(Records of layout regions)

══════════════════════════════

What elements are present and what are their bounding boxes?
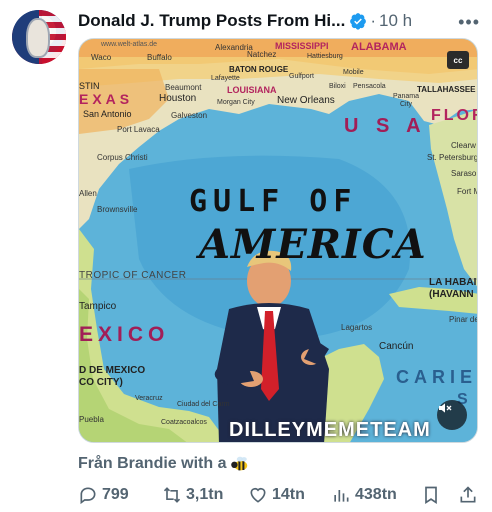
post-header: Donald J. Trump Posts From Hi... · 10 h … [78,10,480,32]
map-label-df: D DE MEXICO [79,365,146,376]
map-label-clearwater: Clearw [451,141,476,150]
captions-icon[interactable]: cc [447,51,469,69]
bookmark-icon [425,486,437,505]
map-label-gulfport: Gulfport [289,73,314,80]
map-label-st-petersburg: St. Petersburg [427,153,478,162]
share-icon [460,486,476,503]
post-time[interactable]: 10 h [379,11,412,31]
map-label-pensacola: Pensacola [353,83,386,90]
map-label-buffalo: Buffalo [147,53,172,62]
video-watermark: DILLEYMEMETEAM [229,419,431,441]
map-label-ciudad-del-carmen: Ciudad del Carm [177,401,230,408]
post-caption: Från Brandie with a [78,455,250,473]
post-actions: 799 3,1tn 14tn 438tn [78,484,480,506]
views-chart-icon [334,490,349,502]
map-label-sarasota: Saraso [451,169,477,178]
map-label-port-lavaca: Port Lavaca [117,125,160,134]
map-tropic-label: TROPIC OF CANCER [79,270,187,281]
map-label-waco: Waco [91,53,112,62]
map-label-corpus-christi: Corpus Christi [97,153,148,162]
map-site-label: www.welt-atlas.de [101,41,158,48]
map-label-puebla: Puebla [79,415,104,424]
map-label-allen: Allen [79,189,97,198]
reply-button[interactable]: 799 [78,485,129,505]
map-label-df-city: CO CITY) [79,377,123,388]
map-label-florida: FLOR [431,107,477,124]
map-label-alabama: ALABAMA [351,41,407,53]
map-label-tallahassee: TALLAHASSEE [417,85,476,94]
speaker-muted-icon [439,403,452,413]
avatar[interactable] [12,10,66,64]
bee-icon [231,456,248,471]
map-label-hattiesburg: Hattiesburg [307,53,343,60]
mute-button[interactable] [437,400,467,430]
map-label-mobile: Mobile [343,69,364,76]
reply-count: 799 [102,486,129,503]
map-country-usa: U S A [344,115,427,137]
map-label-veracruz: Veracruz [135,395,163,402]
share-button[interactable] [458,485,478,505]
repost-count: 3,1tn [186,486,224,503]
map-label-natchez: Natchez [247,50,277,59]
map-label-fort-myers: Fort M [457,187,478,196]
map-label-tampico: Tampico [79,301,117,312]
like-button[interactable]: 14tn [248,485,305,505]
map-label-morgan-city: Morgan City [217,99,255,106]
map-label-baton-rouge: BATON ROUGE [229,65,289,74]
views-count: 438tn [355,486,397,503]
gulf-title-line1: GULF OF [189,184,358,219]
bookmark-button[interactable] [421,485,441,505]
repost-button[interactable]: 3,1tn [162,485,223,505]
map-label-houston: Houston [159,93,197,104]
map-label-stin: STIN [79,81,100,91]
map-country-mexico: EXICO [79,323,170,346]
map-label-cancun: Cancún [379,341,414,352]
map-label-havana: (HAVANN [429,289,474,300]
video-media[interactable]: www.welt-atlas.de Waco Buffalo Alexandri… [78,38,478,443]
reply-icon [80,487,96,505]
map-label-coatzacoalcos: Coatzacoalcos [161,419,207,426]
map-label-lafayette: Lafayette [211,75,240,82]
author-name[interactable]: Donald J. Trump Posts From Hi... [78,11,345,31]
map-label-biloxi: Biloxi [329,83,346,90]
caption-text: Från Brandie with a [78,455,227,472]
map-label-panama-city: Panama City [392,93,420,108]
avatar-statue-face [26,18,50,58]
gulf-title-line2: AMERICA [199,221,427,268]
more-options-icon[interactable]: ••• [458,12,480,33]
map-label-pinar: Pinar del [449,315,478,324]
heart-icon [250,487,266,503]
map-label-brownsville: Brownsville [97,205,138,214]
post-separator: · [370,11,376,30]
map-label-beaumont: Beaumont [165,83,202,92]
map-label-texas: EXAS [79,91,134,107]
map-label-san-antonio: San Antonio [83,109,132,119]
verified-badge-icon [350,13,367,30]
map-label-louisiana: LOUISIANA [227,85,277,95]
map-label-galveston: Galveston [171,111,208,120]
map-label-la-habana: LA HABAI [429,277,477,288]
map-label-mississippi: MISSISSIPPI [275,41,329,51]
views-button[interactable]: 438tn [331,485,397,505]
map-caribbean-label: CARIE [395,367,477,387]
map-label-lagartos: Lagartos [341,323,373,332]
like-count: 14tn [272,486,305,503]
map-label-new-orleans: New Orleans [277,95,335,106]
repost-icon [163,487,181,503]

══════════════════════════════

● Task details:
Copy out every item from the line containing "post-header: Donald J." down to the line containing "share-icon [460,486,476,503]", including both of those lines, with each character unchanged.

● Result of this exercise:
post-header: Donald J. Trump Posts From Hi... · 10 h … [78,10,480,32]
map-label-df: D DE MEXICO [79,365,146,376]
map-label-clearwater: Clearw [451,141,476,150]
captions-icon[interactable]: cc [447,51,469,69]
bookmark-icon [425,486,437,505]
map-label-gulfport: Gulfport [289,73,314,80]
map-label-st-petersburg: St. Petersburg [427,153,478,162]
share-icon [460,486,476,503]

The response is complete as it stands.